(REQUIREMENTS):
Return the records that follow, matching each one exactly.

(PROVIDED DATA):
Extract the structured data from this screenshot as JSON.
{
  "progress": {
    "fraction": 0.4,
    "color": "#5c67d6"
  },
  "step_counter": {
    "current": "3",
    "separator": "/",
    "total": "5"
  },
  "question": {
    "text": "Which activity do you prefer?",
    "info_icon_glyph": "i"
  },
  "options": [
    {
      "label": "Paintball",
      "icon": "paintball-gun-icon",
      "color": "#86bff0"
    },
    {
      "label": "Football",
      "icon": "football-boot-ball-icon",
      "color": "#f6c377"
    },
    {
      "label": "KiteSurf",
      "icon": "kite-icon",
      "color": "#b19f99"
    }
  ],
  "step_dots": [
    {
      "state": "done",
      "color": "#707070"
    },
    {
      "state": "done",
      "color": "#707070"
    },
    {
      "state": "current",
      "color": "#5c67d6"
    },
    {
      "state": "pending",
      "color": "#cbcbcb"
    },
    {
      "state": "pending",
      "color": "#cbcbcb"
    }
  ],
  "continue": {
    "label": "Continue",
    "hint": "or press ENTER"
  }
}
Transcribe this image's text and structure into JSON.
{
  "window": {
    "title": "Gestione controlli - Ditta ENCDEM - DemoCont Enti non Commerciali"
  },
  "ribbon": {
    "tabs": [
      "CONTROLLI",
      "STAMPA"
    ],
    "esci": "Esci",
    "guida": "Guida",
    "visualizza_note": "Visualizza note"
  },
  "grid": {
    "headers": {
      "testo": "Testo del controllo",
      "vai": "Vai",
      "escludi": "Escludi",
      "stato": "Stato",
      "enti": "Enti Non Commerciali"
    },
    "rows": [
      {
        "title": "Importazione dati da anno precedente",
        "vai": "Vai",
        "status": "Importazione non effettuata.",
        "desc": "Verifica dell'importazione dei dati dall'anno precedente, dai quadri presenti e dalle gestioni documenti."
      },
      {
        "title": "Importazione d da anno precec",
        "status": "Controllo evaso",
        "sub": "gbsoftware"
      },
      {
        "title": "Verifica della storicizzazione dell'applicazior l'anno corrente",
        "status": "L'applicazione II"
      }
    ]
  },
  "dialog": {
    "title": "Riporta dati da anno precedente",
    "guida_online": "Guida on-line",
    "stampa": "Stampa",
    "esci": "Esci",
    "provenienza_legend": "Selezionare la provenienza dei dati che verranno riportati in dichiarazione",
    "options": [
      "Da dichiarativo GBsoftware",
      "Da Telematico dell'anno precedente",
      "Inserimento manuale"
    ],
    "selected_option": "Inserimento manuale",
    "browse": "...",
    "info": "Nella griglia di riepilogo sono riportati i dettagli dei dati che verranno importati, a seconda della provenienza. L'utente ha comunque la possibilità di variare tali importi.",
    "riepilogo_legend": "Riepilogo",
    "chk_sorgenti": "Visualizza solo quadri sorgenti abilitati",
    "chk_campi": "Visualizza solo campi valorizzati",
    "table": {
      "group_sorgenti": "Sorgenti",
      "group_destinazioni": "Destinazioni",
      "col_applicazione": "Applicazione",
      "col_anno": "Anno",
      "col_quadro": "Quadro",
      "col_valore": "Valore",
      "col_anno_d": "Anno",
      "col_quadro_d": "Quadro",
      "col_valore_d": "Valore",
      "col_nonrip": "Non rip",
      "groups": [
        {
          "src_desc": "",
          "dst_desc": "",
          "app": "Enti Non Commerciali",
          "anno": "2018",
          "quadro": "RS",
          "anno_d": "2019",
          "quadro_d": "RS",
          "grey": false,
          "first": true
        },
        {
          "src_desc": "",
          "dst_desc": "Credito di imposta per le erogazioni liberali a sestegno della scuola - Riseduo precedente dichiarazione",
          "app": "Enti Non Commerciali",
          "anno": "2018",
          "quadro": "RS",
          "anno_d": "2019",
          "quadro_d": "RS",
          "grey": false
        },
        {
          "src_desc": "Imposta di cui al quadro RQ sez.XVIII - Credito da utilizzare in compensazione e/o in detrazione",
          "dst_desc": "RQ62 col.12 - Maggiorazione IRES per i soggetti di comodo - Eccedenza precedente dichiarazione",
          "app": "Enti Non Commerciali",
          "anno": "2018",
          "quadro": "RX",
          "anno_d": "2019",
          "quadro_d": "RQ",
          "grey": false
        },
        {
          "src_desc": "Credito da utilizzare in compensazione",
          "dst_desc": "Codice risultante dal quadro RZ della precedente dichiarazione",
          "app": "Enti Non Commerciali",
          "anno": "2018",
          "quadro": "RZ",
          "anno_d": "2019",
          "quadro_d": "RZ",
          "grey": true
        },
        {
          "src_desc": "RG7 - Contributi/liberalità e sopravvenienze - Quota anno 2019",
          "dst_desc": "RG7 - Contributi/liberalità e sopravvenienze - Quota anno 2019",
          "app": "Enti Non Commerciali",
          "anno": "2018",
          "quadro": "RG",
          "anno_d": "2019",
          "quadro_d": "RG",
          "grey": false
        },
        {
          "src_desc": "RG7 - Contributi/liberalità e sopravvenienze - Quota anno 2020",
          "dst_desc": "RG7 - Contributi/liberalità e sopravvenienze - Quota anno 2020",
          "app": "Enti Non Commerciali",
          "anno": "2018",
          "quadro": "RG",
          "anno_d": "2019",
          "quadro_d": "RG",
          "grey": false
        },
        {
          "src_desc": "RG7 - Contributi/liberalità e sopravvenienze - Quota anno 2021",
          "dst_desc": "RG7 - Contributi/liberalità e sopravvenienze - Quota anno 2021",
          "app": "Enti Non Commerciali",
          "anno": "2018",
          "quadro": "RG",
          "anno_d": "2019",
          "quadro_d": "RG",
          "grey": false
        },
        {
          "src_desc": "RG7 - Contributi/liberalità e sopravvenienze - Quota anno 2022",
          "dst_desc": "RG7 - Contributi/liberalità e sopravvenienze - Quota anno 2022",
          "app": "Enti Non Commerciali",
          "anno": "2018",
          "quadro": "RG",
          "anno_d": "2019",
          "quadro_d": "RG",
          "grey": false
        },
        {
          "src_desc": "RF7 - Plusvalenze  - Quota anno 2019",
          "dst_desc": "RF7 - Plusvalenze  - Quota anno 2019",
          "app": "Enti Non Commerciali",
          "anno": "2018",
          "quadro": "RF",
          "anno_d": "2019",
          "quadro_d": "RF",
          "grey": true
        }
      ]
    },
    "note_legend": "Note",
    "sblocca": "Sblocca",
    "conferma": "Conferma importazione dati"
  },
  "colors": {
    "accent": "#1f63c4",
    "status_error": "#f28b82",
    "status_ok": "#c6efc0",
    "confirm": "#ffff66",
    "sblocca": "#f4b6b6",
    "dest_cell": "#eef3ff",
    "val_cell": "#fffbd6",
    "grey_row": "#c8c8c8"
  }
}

(RESULT OF THIS TASK):
Extract the structured data from this screenshot as JSON.
{
  "progress": {
    "fraction": 0.4,
    "color": "#5c67d6"
  },
  "step_counter": {
    "current": "3",
    "separator": "/",
    "total": "5"
  },
  "question": {
    "text": "Which activity do you prefer?",
    "info_icon_glyph": "i"
  },
  "options": [
    {
      "label": "Paintball",
      "icon": "paintball-gun-icon",
      "color": "#86bff0"
    },
    {
      "label": "Football",
      "icon": "football-boot-ball-icon",
      "color": "#f6c377"
    },
    {
      "label": "KiteSurf",
      "icon": "kite-icon",
      "color": "#b19f99"
    }
  ],
  "step_dots": [
    {
      "state": "done",
      "color": "#707070"
    },
    {
      "state": "done",
      "color": "#707070"
    },
    {
      "state": "current",
      "color": "#5c67d6"
    },
    {
      "state": "pending",
      "color": "#cbcbcb"
    },
    {
      "state": "pending",
      "color": "#cbcbcb"
    }
  ],
  "continue": {
    "label": "Continue",
    "hint": "or press ENTER"
  }
}
Transcribe this image's text and structure into JSON.
{
  "window": {
    "title": "Gestione controlli - Ditta ENCDEM - DemoCont Enti non Commerciali"
  },
  "ribbon": {
    "tabs": [
      "CONTROLLI",
      "STAMPA"
    ],
    "esci": "Esci",
    "guida": "Guida",
    "visualizza_note": "Visualizza note"
  },
  "grid": {
    "headers": {
      "testo": "Testo del controllo",
      "vai": "Vai",
      "escludi": "Escludi",
      "stato": "Stato",
      "enti": "Enti Non Commerciali"
    },
    "rows": [
      {
        "title": "Importazione dati da anno precedente",
        "vai": "Vai",
        "status": "Importazione non effettuata.",
        "desc": "Verifica dell'importazione dei dati dall'anno precedente, dai quadri presenti e dalle gestioni documenti."
      },
      {
        "title": "Importazione d da anno precec",
        "status": "Controllo evaso",
        "sub": "gbsoftware"
      },
      {
        "title": "Verifica della storicizzazione dell'applicazior l'anno corrente",
        "status": "L'applicazione II"
      }
    ]
  },
  "dialog": {
    "title": "Riporta dati da anno precedente",
    "guida_online": "Guida on-line",
    "stampa": "Stampa",
    "esci": "Esci",
    "provenienza_legend": "Selezionare la provenienza dei dati che verranno riportati in dichiarazione",
    "options": [
      "Da dichiarativo GBsoftware",
      "Da Telematico dell'anno precedente",
      "Inserimento manuale"
    ],
    "selected_option": "Inserimento manuale",
    "browse": "...",
    "info": "Nella griglia di riepilogo sono riportati i dettagli dei dati che verranno importati, a seconda della provenienza. L'utente ha comunque la possibilità di variare tali importi.",
    "riepilogo_legend": "Riepilogo",
    "chk_sorgenti": "Visualizza solo quadri sorgenti abilitati",
    "chk_campi": "Visualizza solo campi valorizzati",
    "table": {
      "group_sorgenti": "Sorgenti",
      "group_destinazioni": "Destinazioni",
      "col_applicazione": "Applicazione",
      "col_anno": "Anno",
      "col_quadro": "Quadro",
      "col_valore": "Valore",
      "col_anno_d": "Anno",
      "col_quadro_d": "Quadro",
      "col_valore_d": "Valore",
      "col_nonrip": "Non rip",
      "groups": [
        {
          "src_desc": "",
          "dst_desc": "",
          "app": "Enti Non Commerciali",
          "anno": "2018",
          "quadro": "RS",
          "anno_d": "2019",
          "quadro_d": "RS",
          "grey": false,
          "first": true
        },
        {
          "src_desc": "",
          "dst_desc": "Credito di imposta per le erogazioni liberali a sestegno della scuola - Riseduo precedente dichiarazione",
          "app": "Enti Non Commerciali",
          "anno": "2018",
          "quadro": "RS",
          "anno_d": "2019",
          "quadro_d": "RS",
          "grey": false
        },
        {
          "src_desc": "Imposta di cui al quadro RQ sez.XVIII - Credito da utilizzare in compensazione e/o in detrazione",
          "dst_desc": "RQ62 col.12 - Maggiorazione IRES per i soggetti di comodo - Eccedenza precedente dichiarazione",
          "app": "Enti Non Commerciali",
          "anno": "2018",
          "quadro": "RX",
          "anno_d": "2019",
          "quadro_d": "RQ",
          "grey": false
        },
        {
          "src_desc": "Credito da utilizzare in compensazione",
          "dst_desc": "Codice risultante dal quadro RZ della precedente dichiarazione",
          "app": "Enti Non Commerciali",
          "anno": "2018",
          "quadro": "RZ",
          "anno_d": "2019",
          "quadro_d": "RZ",
          "grey": true
        },
        {
          "src_desc": "RG7 - Contributi/liberalità e sopravvenienze - Quota anno 2019",
          "dst_desc": "RG7 - Contributi/liberalità e sopravvenienze - Quota anno 2019",
          "app": "Enti Non Commerciali",
          "anno": "2018",
          "quadro": "RG",
          "anno_d": "2019",
          "quadro_d": "RG",
          "grey": false
        },
        {
          "src_desc": "RG7 - Contributi/liberalità e sopravvenienze - Quota anno 2020",
          "dst_desc": "RG7 - Contributi/liberalità e sopravvenienze - Quota anno 2020",
          "app": "Enti Non Commerciali",
          "anno": "2018",
          "quadro": "RG",
          "anno_d": "2019",
          "quadro_d": "RG",
          "grey": false
        },
        {
          "src_desc": "RG7 - Contributi/liberalità e sopravvenienze - Quota anno 2021",
          "dst_desc": "RG7 - Contributi/liberalità e sopravvenienze - Quota anno 2021",
          "app": "Enti Non Commerciali",
          "anno": "2018",
          "quadro": "RG",
          "anno_d": "2019",
          "quadro_d": "RG",
          "grey": false
        },
        {
          "src_desc": "RG7 - Contributi/liberalità e sopravvenienze - Quota anno 2022",
          "dst_desc": "RG7 - Contributi/liberalità e sopravvenienze - Quota anno 2022",
          "app": "Enti Non Commerciali",
          "anno": "2018",
          "quadro": "RG",
          "anno_d": "2019",
          "quadro_d": "RG",
          "grey": false
        },
        {
          "src_desc": "RF7 - Plusvalenze  - Quota anno 2019",
          "dst_desc": "RF7 - Plusvalenze  - Quota anno 2019",
          "app": "Enti Non Commerciali",
          "anno": "2018",
          "quadro": "RF",
          "anno_d": "2019",
          "quadro_d": "RF",
          "grey": true
        }
      ]
    },
    "note_legend": "Note",
    "sblocca": "Sblocca",
    "conferma": "Conferma importazione dati"
  },
  "colors": {
    "accent": "#1f63c4",
    "status_error": "#f28b82",
    "status_ok": "#c6efc0",
    "confirm": "#ffff66",
    "sblocca": "#f4b6b6",
    "dest_cell": "#eef3ff",
    "val_cell": "#fffbd6",
    "grey_row": "#c8c8c8"
  }
}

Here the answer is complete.